* [What you need to do]: Omit every image, and transcribe the remaining entries exactly as given.

* [Data shown]:

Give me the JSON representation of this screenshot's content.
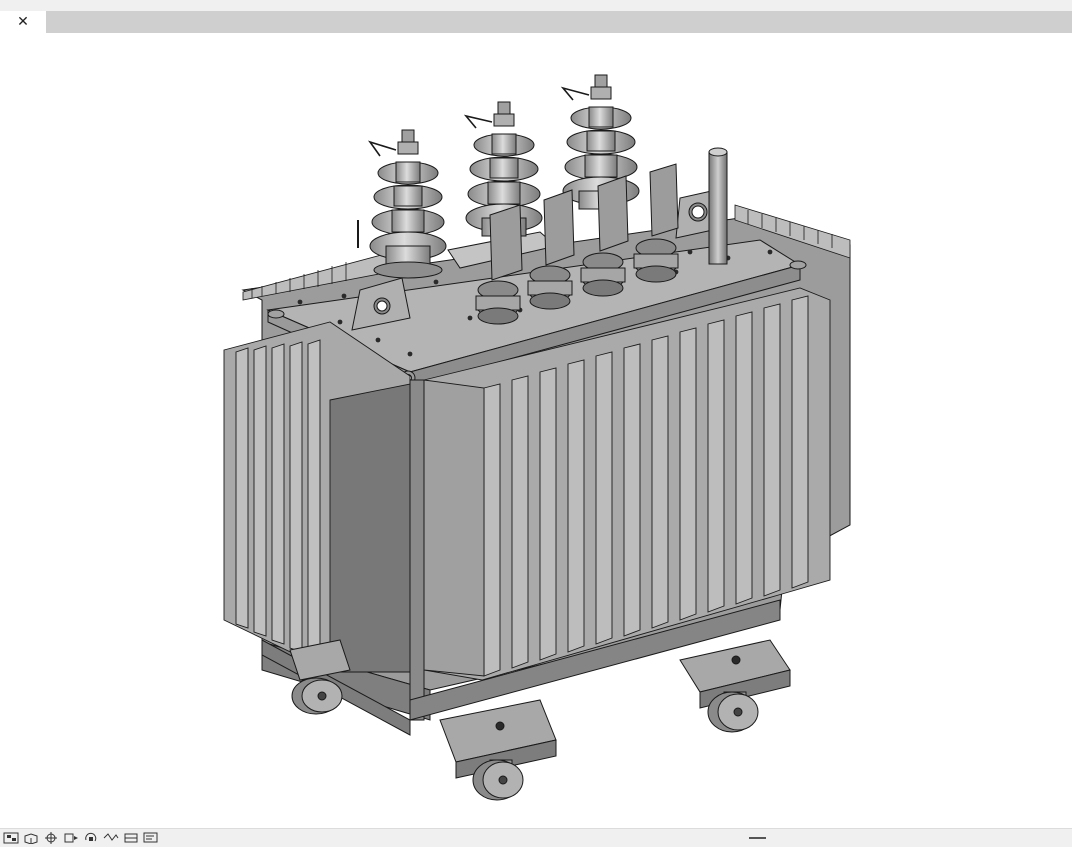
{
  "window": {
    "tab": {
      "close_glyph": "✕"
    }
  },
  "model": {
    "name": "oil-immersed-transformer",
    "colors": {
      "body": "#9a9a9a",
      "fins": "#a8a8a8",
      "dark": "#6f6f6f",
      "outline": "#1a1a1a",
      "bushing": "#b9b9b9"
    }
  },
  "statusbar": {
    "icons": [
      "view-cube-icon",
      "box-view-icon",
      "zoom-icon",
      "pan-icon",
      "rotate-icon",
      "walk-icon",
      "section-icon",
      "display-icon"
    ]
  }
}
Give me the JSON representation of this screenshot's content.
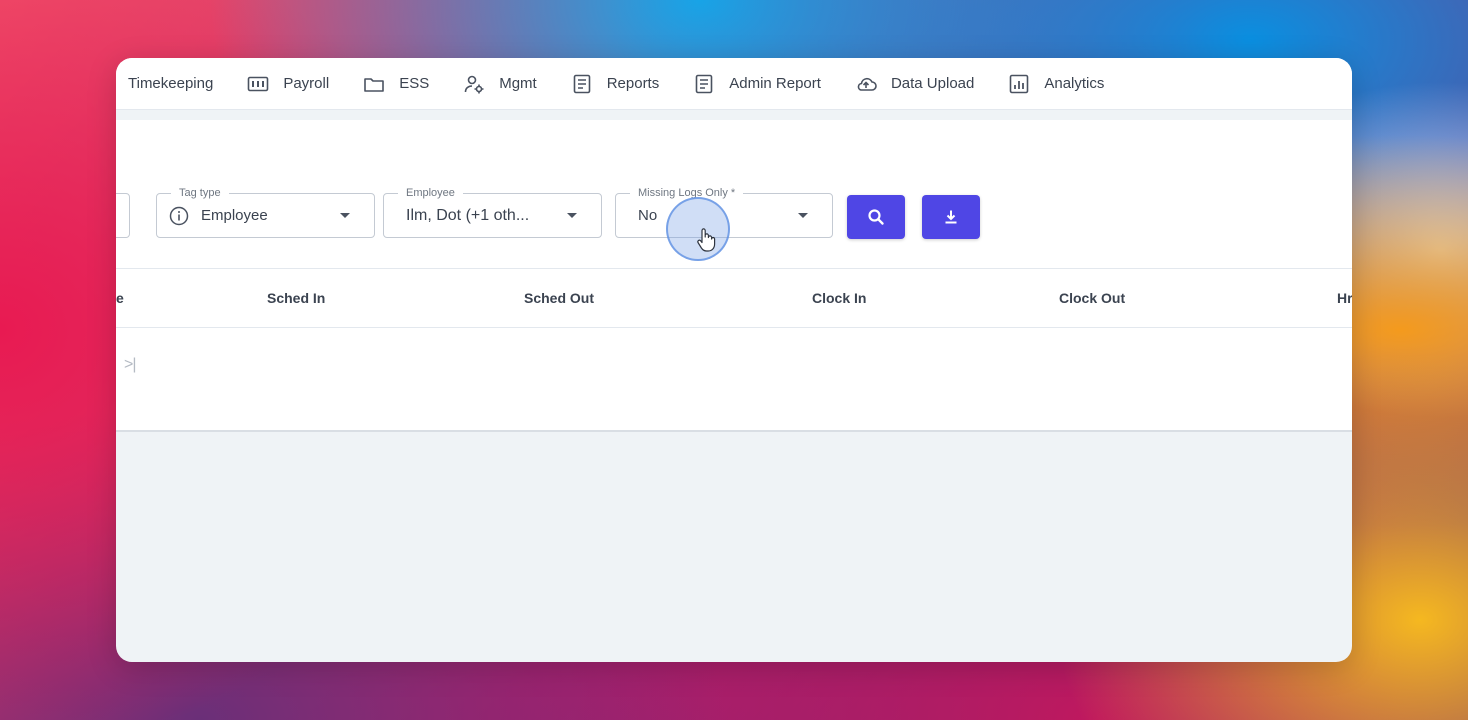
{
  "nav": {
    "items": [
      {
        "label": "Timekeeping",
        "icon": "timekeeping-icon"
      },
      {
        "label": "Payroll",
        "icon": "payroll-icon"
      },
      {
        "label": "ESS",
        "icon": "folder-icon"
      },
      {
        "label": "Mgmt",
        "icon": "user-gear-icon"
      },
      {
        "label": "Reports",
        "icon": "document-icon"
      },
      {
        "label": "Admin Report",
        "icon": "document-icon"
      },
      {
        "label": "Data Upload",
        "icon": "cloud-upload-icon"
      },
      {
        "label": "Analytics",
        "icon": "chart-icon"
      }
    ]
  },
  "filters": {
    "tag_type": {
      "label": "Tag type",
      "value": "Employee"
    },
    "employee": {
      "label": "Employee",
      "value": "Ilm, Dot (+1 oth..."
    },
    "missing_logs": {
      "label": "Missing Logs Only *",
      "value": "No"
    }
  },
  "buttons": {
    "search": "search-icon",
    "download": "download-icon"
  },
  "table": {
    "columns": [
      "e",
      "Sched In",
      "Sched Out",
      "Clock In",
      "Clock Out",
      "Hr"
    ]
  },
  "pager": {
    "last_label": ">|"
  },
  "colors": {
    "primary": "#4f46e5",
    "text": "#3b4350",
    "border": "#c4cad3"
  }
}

* [Complete output]:
Give me the JSON representation of this screenshot's content.
{
  "window": {
    "tab": {
      "close_glyph": "✕"
    }
  },
  "model": {
    "name": "oil-immersed-transformer",
    "colors": {
      "body": "#9a9a9a",
      "fins": "#a8a8a8",
      "dark": "#6f6f6f",
      "outline": "#1a1a1a",
      "bushing": "#b9b9b9"
    }
  },
  "statusbar": {
    "icons": [
      "view-cube-icon",
      "box-view-icon",
      "zoom-icon",
      "pan-icon",
      "rotate-icon",
      "walk-icon",
      "section-icon",
      "display-icon"
    ]
  }
}
Give me the JSON representation of this screenshot's content.
{
  "nav": {
    "items": [
      {
        "label": "Timekeeping",
        "icon": "timekeeping-icon"
      },
      {
        "label": "Payroll",
        "icon": "payroll-icon"
      },
      {
        "label": "ESS",
        "icon": "folder-icon"
      },
      {
        "label": "Mgmt",
        "icon": "user-gear-icon"
      },
      {
        "label": "Reports",
        "icon": "document-icon"
      },
      {
        "label": "Admin Report",
        "icon": "document-icon"
      },
      {
        "label": "Data Upload",
        "icon": "cloud-upload-icon"
      },
      {
        "label": "Analytics",
        "icon": "chart-icon"
      }
    ]
  },
  "filters": {
    "tag_type": {
      "label": "Tag type",
      "value": "Employee"
    },
    "employee": {
      "label": "Employee",
      "value": "Ilm, Dot (+1 oth..."
    },
    "missing_logs": {
      "label": "Missing Logs Only *",
      "value": "No"
    }
  },
  "buttons": {
    "search": "search-icon",
    "download": "download-icon"
  },
  "table": {
    "columns": [
      "e",
      "Sched In",
      "Sched Out",
      "Clock In",
      "Clock Out",
      "Hr"
    ]
  },
  "pager": {
    "last_label": ">|"
  },
  "colors": {
    "primary": "#4f46e5",
    "text": "#3b4350",
    "border": "#c4cad3"
  }
}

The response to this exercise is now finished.